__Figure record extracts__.

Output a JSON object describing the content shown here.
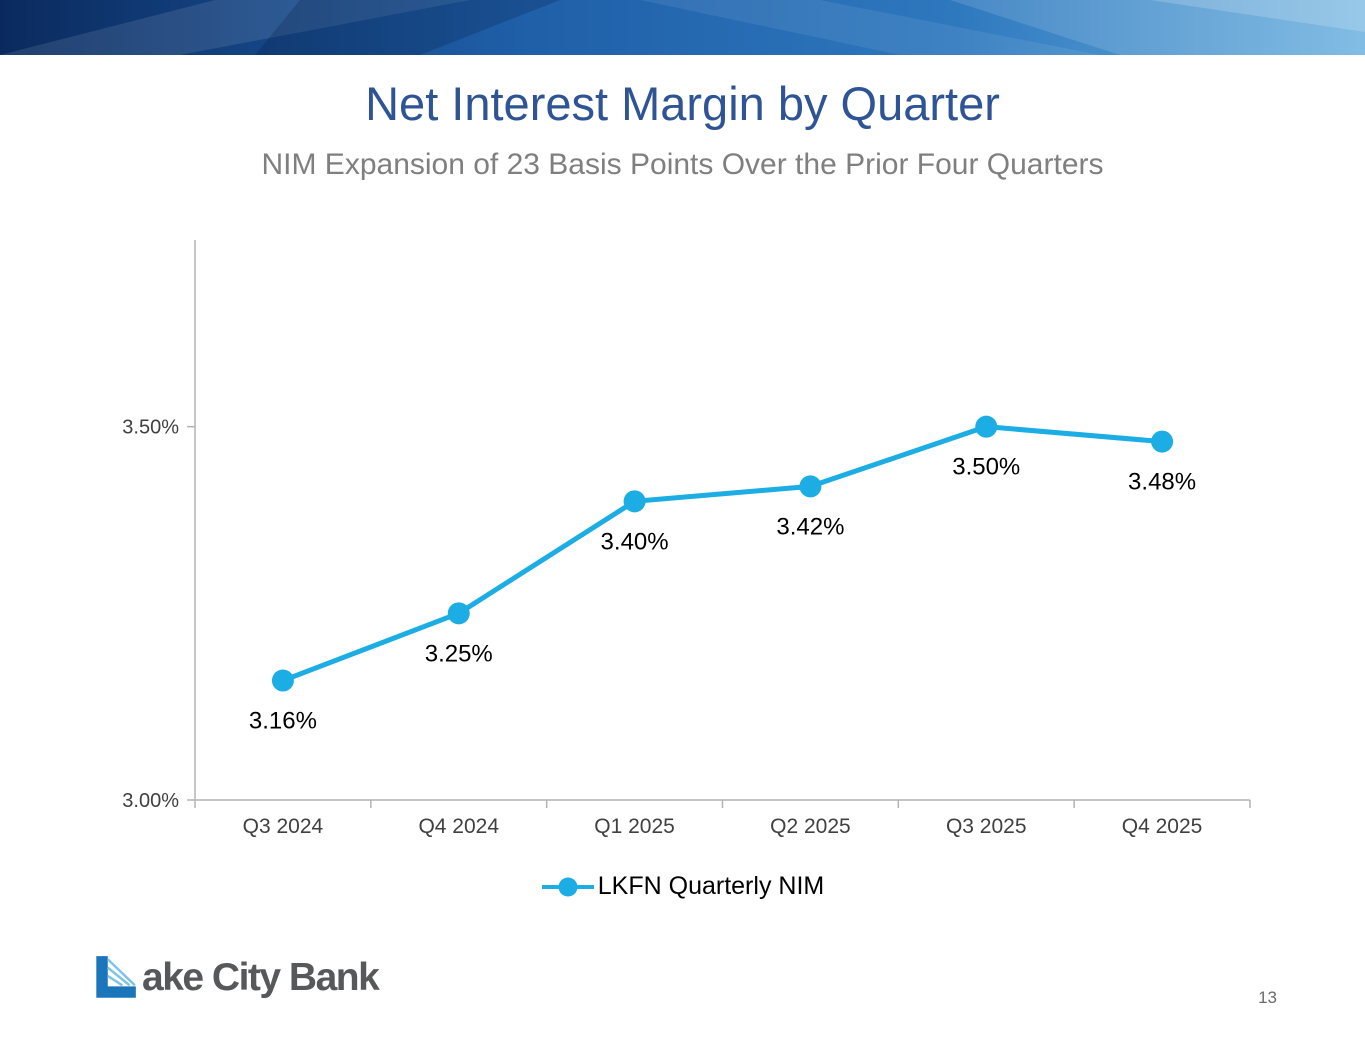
{
  "theme": {
    "title_color": "#2F5496",
    "subtitle_color": "#7F7F7F",
    "accent": "#1CADE4",
    "axis_color": "#B3B3B3",
    "tick_text_color": "#404040",
    "banner_dark": "#0A2A5E",
    "banner_mid": "#1F5FA8",
    "banner_light": "#6FB3E0",
    "logo_blue": "#1B75BB",
    "logo_cable_blue": "#7FC4E8",
    "logo_text_color": "#57585A",
    "page_number_color": "#6A6A6A"
  },
  "header": {
    "title": "Net Interest Margin by Quarter",
    "subtitle": "NIM Expansion of 23 Basis Points Over the Prior Four Quarters"
  },
  "footer": {
    "logo_icon": "bridge-emblem-icon",
    "logo_text": "ake City Bank",
    "page_number": "13"
  },
  "chart_data": {
    "type": "line",
    "title": "",
    "xlabel": "",
    "ylabel": "",
    "grid": false,
    "categories": [
      "Q3 2024",
      "Q4 2024",
      "Q1 2025",
      "Q2 2025",
      "Q3 2025",
      "Q4 2025"
    ],
    "series": [
      {
        "name": "LKFN Quarterly NIM",
        "values": [
          3.16,
          3.25,
          3.4,
          3.42,
          3.5,
          3.48
        ],
        "labels": [
          "3.16%",
          "3.25%",
          "3.40%",
          "3.42%",
          "3.50%",
          "3.48%"
        ],
        "color": "#1CADE4"
      }
    ],
    "ylim": [
      3.0,
      3.75
    ],
    "yticks": [
      {
        "value": 3.0,
        "label": "3.00%"
      },
      {
        "value": 3.5,
        "label": "3.50%"
      }
    ],
    "legend": {
      "position": "bottom"
    }
  }
}
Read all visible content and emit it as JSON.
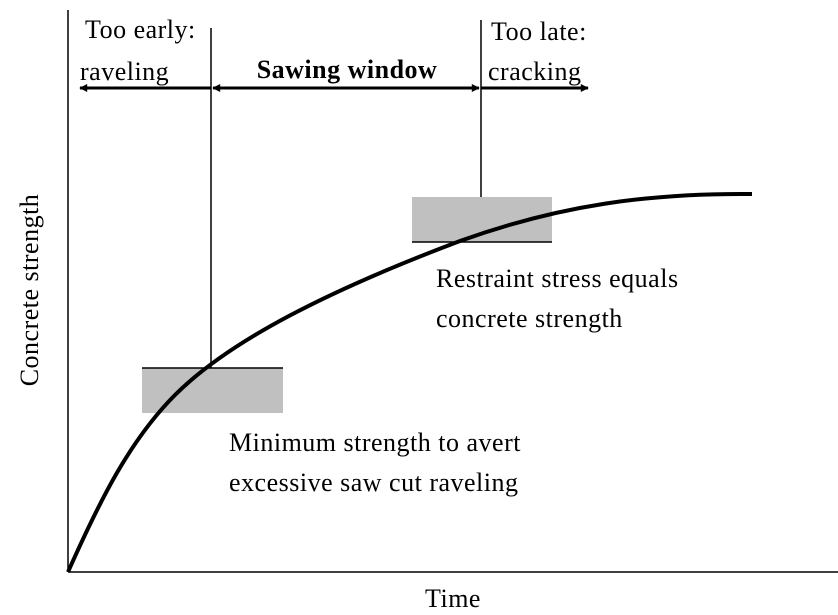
{
  "labels": {
    "too_early": "Too early:",
    "raveling": "raveling",
    "sawing_window": "Sawing window",
    "too_late": "Too late:",
    "cracking": "cracking",
    "restraint_1": "Restraint stress equals",
    "restraint_2": "concrete strength",
    "minimum_1": "Minimum strength to avert",
    "minimum_2": "excessive saw cut raveling",
    "y_axis": "Concrete strength",
    "x_axis": "Time"
  }
}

__Task statement__. Reproduce the listing above exactly, excluding all pictures.

__Result for this exercise__.
Output a JSON object describing the content shown here.
{
  "theme": {
    "title_color": "#2F5496",
    "subtitle_color": "#7F7F7F",
    "accent": "#1CADE4",
    "axis_color": "#B3B3B3",
    "tick_text_color": "#404040",
    "banner_dark": "#0A2A5E",
    "banner_mid": "#1F5FA8",
    "banner_light": "#6FB3E0",
    "logo_blue": "#1B75BB",
    "logo_cable_blue": "#7FC4E8",
    "logo_text_color": "#57585A",
    "page_number_color": "#6A6A6A"
  },
  "header": {
    "title": "Net Interest Margin by Quarter",
    "subtitle": "NIM Expansion of 23 Basis Points Over the Prior Four Quarters"
  },
  "footer": {
    "logo_icon": "bridge-emblem-icon",
    "logo_text": "ake City Bank",
    "page_number": "13"
  },
  "chart_data": {
    "type": "line",
    "title": "",
    "xlabel": "",
    "ylabel": "",
    "grid": false,
    "categories": [
      "Q3 2024",
      "Q4 2024",
      "Q1 2025",
      "Q2 2025",
      "Q3 2025",
      "Q4 2025"
    ],
    "series": [
      {
        "name": "LKFN Quarterly NIM",
        "values": [
          3.16,
          3.25,
          3.4,
          3.42,
          3.5,
          3.48
        ],
        "labels": [
          "3.16%",
          "3.25%",
          "3.40%",
          "3.42%",
          "3.50%",
          "3.48%"
        ],
        "color": "#1CADE4"
      }
    ],
    "ylim": [
      3.0,
      3.75
    ],
    "yticks": [
      {
        "value": 3.0,
        "label": "3.00%"
      },
      {
        "value": 3.5,
        "label": "3.50%"
      }
    ],
    "legend": {
      "position": "bottom"
    }
  }
}
Read all visible content and emit it as JSON.
{
  "labels": {
    "too_early": "Too early:",
    "raveling": "raveling",
    "sawing_window": "Sawing window",
    "too_late": "Too late:",
    "cracking": "cracking",
    "restraint_1": "Restraint stress equals",
    "restraint_2": "concrete strength",
    "minimum_1": "Minimum strength to avert",
    "minimum_2": "excessive saw cut raveling",
    "y_axis": "Concrete strength",
    "x_axis": "Time"
  }
}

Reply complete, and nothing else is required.